* Exercise directions *
Extract the entries in their exact form.

* Given data *
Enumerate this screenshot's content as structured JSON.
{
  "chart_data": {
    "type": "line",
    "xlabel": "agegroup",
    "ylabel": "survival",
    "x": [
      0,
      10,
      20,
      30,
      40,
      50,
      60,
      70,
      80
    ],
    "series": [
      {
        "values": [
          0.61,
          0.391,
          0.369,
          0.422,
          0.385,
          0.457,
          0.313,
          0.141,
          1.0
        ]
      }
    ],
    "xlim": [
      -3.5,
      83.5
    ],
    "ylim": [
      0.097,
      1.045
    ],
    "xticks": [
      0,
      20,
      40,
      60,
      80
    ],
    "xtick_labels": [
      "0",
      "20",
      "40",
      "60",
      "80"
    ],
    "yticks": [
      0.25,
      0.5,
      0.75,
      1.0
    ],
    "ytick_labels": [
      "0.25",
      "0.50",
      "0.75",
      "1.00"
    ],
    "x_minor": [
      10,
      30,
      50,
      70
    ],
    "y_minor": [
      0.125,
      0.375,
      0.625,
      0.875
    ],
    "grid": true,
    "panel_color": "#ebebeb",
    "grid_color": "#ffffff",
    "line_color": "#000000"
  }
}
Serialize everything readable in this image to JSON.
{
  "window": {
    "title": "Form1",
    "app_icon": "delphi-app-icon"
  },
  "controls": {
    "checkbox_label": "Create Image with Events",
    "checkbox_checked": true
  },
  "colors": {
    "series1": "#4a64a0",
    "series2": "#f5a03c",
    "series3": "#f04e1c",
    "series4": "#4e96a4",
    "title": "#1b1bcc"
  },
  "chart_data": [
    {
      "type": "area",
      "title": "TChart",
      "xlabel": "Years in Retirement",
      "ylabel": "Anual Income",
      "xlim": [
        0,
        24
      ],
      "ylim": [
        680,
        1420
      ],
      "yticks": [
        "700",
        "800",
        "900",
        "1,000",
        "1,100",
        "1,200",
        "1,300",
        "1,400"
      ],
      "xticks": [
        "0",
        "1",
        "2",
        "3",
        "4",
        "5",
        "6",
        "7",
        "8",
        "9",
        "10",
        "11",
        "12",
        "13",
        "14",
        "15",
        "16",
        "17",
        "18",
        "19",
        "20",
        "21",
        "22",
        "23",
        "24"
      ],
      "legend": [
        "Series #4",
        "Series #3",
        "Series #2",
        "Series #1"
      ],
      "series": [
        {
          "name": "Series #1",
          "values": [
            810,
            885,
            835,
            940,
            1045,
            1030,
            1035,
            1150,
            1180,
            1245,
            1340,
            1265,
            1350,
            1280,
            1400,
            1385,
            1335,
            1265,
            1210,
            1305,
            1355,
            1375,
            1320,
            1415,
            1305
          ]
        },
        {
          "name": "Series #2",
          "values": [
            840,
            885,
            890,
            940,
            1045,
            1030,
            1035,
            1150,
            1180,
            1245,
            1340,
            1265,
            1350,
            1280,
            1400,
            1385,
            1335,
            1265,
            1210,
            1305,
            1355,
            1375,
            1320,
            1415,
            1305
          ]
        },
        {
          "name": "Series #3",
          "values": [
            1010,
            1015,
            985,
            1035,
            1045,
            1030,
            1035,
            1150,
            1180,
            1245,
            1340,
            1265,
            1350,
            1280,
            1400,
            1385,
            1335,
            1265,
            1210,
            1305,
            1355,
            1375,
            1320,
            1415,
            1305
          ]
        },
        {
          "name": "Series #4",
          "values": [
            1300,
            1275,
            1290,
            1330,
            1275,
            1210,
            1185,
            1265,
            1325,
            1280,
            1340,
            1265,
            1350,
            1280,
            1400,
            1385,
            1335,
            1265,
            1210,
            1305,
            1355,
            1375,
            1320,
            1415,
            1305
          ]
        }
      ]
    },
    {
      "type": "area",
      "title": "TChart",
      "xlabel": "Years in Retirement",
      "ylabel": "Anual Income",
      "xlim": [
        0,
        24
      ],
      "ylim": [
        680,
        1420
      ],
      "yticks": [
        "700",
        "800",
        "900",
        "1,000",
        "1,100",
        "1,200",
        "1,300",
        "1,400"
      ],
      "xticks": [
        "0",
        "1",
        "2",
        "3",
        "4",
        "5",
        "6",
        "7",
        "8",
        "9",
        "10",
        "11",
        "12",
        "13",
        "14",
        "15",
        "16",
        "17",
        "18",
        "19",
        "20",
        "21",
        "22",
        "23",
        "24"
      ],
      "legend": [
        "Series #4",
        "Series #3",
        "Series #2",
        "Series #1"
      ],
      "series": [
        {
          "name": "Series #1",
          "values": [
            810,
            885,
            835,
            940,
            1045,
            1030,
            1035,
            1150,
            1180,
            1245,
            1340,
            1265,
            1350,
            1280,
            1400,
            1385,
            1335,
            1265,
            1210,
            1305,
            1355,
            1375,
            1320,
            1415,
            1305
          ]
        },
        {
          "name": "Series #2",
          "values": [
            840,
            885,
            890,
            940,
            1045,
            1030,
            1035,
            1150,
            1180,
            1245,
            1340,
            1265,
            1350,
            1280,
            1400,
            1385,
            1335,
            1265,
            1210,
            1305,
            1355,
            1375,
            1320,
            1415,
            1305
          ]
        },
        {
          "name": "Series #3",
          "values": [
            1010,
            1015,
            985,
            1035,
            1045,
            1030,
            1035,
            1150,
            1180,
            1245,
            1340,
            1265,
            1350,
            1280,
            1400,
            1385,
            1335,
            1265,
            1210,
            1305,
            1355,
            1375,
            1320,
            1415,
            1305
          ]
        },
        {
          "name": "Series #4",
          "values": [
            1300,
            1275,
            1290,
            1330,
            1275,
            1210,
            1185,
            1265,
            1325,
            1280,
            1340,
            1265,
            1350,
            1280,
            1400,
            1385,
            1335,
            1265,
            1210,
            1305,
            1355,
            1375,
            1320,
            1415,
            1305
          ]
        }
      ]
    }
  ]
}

* Complete response *
Enumerate this screenshot's content as structured JSON.
{
  "chart_data": {
    "type": "line",
    "xlabel": "agegroup",
    "ylabel": "survival",
    "x": [
      0,
      10,
      20,
      30,
      40,
      50,
      60,
      70,
      80
    ],
    "series": [
      {
        "values": [
          0.61,
          0.391,
          0.369,
          0.422,
          0.385,
          0.457,
          0.313,
          0.141,
          1.0
        ]
      }
    ],
    "xlim": [
      -3.5,
      83.5
    ],
    "ylim": [
      0.097,
      1.045
    ],
    "xticks": [
      0,
      20,
      40,
      60,
      80
    ],
    "xtick_labels": [
      "0",
      "20",
      "40",
      "60",
      "80"
    ],
    "yticks": [
      0.25,
      0.5,
      0.75,
      1.0
    ],
    "ytick_labels": [
      "0.25",
      "0.50",
      "0.75",
      "1.00"
    ],
    "x_minor": [
      10,
      30,
      50,
      70
    ],
    "y_minor": [
      0.125,
      0.375,
      0.625,
      0.875
    ],
    "grid": true,
    "panel_color": "#ebebeb",
    "grid_color": "#ffffff",
    "line_color": "#000000"
  }
}
Serialize everything readable in this image to JSON.
{
  "window": {
    "title": "Form1",
    "app_icon": "delphi-app-icon"
  },
  "controls": {
    "checkbox_label": "Create Image with Events",
    "checkbox_checked": true
  },
  "colors": {
    "series1": "#4a64a0",
    "series2": "#f5a03c",
    "series3": "#f04e1c",
    "series4": "#4e96a4",
    "title": "#1b1bcc"
  },
  "chart_data": [
    {
      "type": "area",
      "title": "TChart",
      "xlabel": "Years in Retirement",
      "ylabel": "Anual Income",
      "xlim": [
        0,
        24
      ],
      "ylim": [
        680,
        1420
      ],
      "yticks": [
        "700",
        "800",
        "900",
        "1,000",
        "1,100",
        "1,200",
        "1,300",
        "1,400"
      ],
      "xticks": [
        "0",
        "1",
        "2",
        "3",
        "4",
        "5",
        "6",
        "7",
        "8",
        "9",
        "10",
        "11",
        "12",
        "13",
        "14",
        "15",
        "16",
        "17",
        "18",
        "19",
        "20",
        "21",
        "22",
        "23",
        "24"
      ],
      "legend": [
        "Series #4",
        "Series #3",
        "Series #2",
        "Series #1"
      ],
      "series": [
        {
          "name": "Series #1",
          "values": [
            810,
            885,
            835,
            940,
            1045,
            1030,
            1035,
            1150,
            1180,
            1245,
            1340,
            1265,
            1350,
            1280,
            1400,
            1385,
            1335,
            1265,
            1210,
            1305,
            1355,
            1375,
            1320,
            1415,
            1305
          ]
        },
        {
          "name": "Series #2",
          "values": [
            840,
            885,
            890,
            940,
            1045,
            1030,
            1035,
            1150,
            1180,
            1245,
            1340,
            1265,
            1350,
            1280,
            1400,
            1385,
            1335,
            1265,
            1210,
            1305,
            1355,
            1375,
            1320,
            1415,
            1305
          ]
        },
        {
          "name": "Series #3",
          "values": [
            1010,
            1015,
            985,
            1035,
            1045,
            1030,
            1035,
            1150,
            1180,
            1245,
            1340,
            1265,
            1350,
            1280,
            1400,
            1385,
            1335,
            1265,
            1210,
            1305,
            1355,
            1375,
            1320,
            1415,
            1305
          ]
        },
        {
          "name": "Series #4",
          "values": [
            1300,
            1275,
            1290,
            1330,
            1275,
            1210,
            1185,
            1265,
            1325,
            1280,
            1340,
            1265,
            1350,
            1280,
            1400,
            1385,
            1335,
            1265,
            1210,
            1305,
            1355,
            1375,
            1320,
            1415,
            1305
          ]
        }
      ]
    },
    {
      "type": "area",
      "title": "TChart",
      "xlabel": "Years in Retirement",
      "ylabel": "Anual Income",
      "xlim": [
        0,
        24
      ],
      "ylim": [
        680,
        1420
      ],
      "yticks": [
        "700",
        "800",
        "900",
        "1,000",
        "1,100",
        "1,200",
        "1,300",
        "1,400"
      ],
      "xticks": [
        "0",
        "1",
        "2",
        "3",
        "4",
        "5",
        "6",
        "7",
        "8",
        "9",
        "10",
        "11",
        "12",
        "13",
        "14",
        "15",
        "16",
        "17",
        "18",
        "19",
        "20",
        "21",
        "22",
        "23",
        "24"
      ],
      "legend": [
        "Series #4",
        "Series #3",
        "Series #2",
        "Series #1"
      ],
      "series": [
        {
          "name": "Series #1",
          "values": [
            810,
            885,
            835,
            940,
            1045,
            1030,
            1035,
            1150,
            1180,
            1245,
            1340,
            1265,
            1350,
            1280,
            1400,
            1385,
            1335,
            1265,
            1210,
            1305,
            1355,
            1375,
            1320,
            1415,
            1305
          ]
        },
        {
          "name": "Series #2",
          "values": [
            840,
            885,
            890,
            940,
            1045,
            1030,
            1035,
            1150,
            1180,
            1245,
            1340,
            1265,
            1350,
            1280,
            1400,
            1385,
            1335,
            1265,
            1210,
            1305,
            1355,
            1375,
            1320,
            1415,
            1305
          ]
        },
        {
          "name": "Series #3",
          "values": [
            1010,
            1015,
            985,
            1035,
            1045,
            1030,
            1035,
            1150,
            1180,
            1245,
            1340,
            1265,
            1350,
            1280,
            1400,
            1385,
            1335,
            1265,
            1210,
            1305,
            1355,
            1375,
            1320,
            1415,
            1305
          ]
        },
        {
          "name": "Series #4",
          "values": [
            1300,
            1275,
            1290,
            1330,
            1275,
            1210,
            1185,
            1265,
            1325,
            1280,
            1340,
            1265,
            1350,
            1280,
            1400,
            1385,
            1335,
            1265,
            1210,
            1305,
            1355,
            1375,
            1320,
            1415,
            1305
          ]
        }
      ]
    }
  ]
}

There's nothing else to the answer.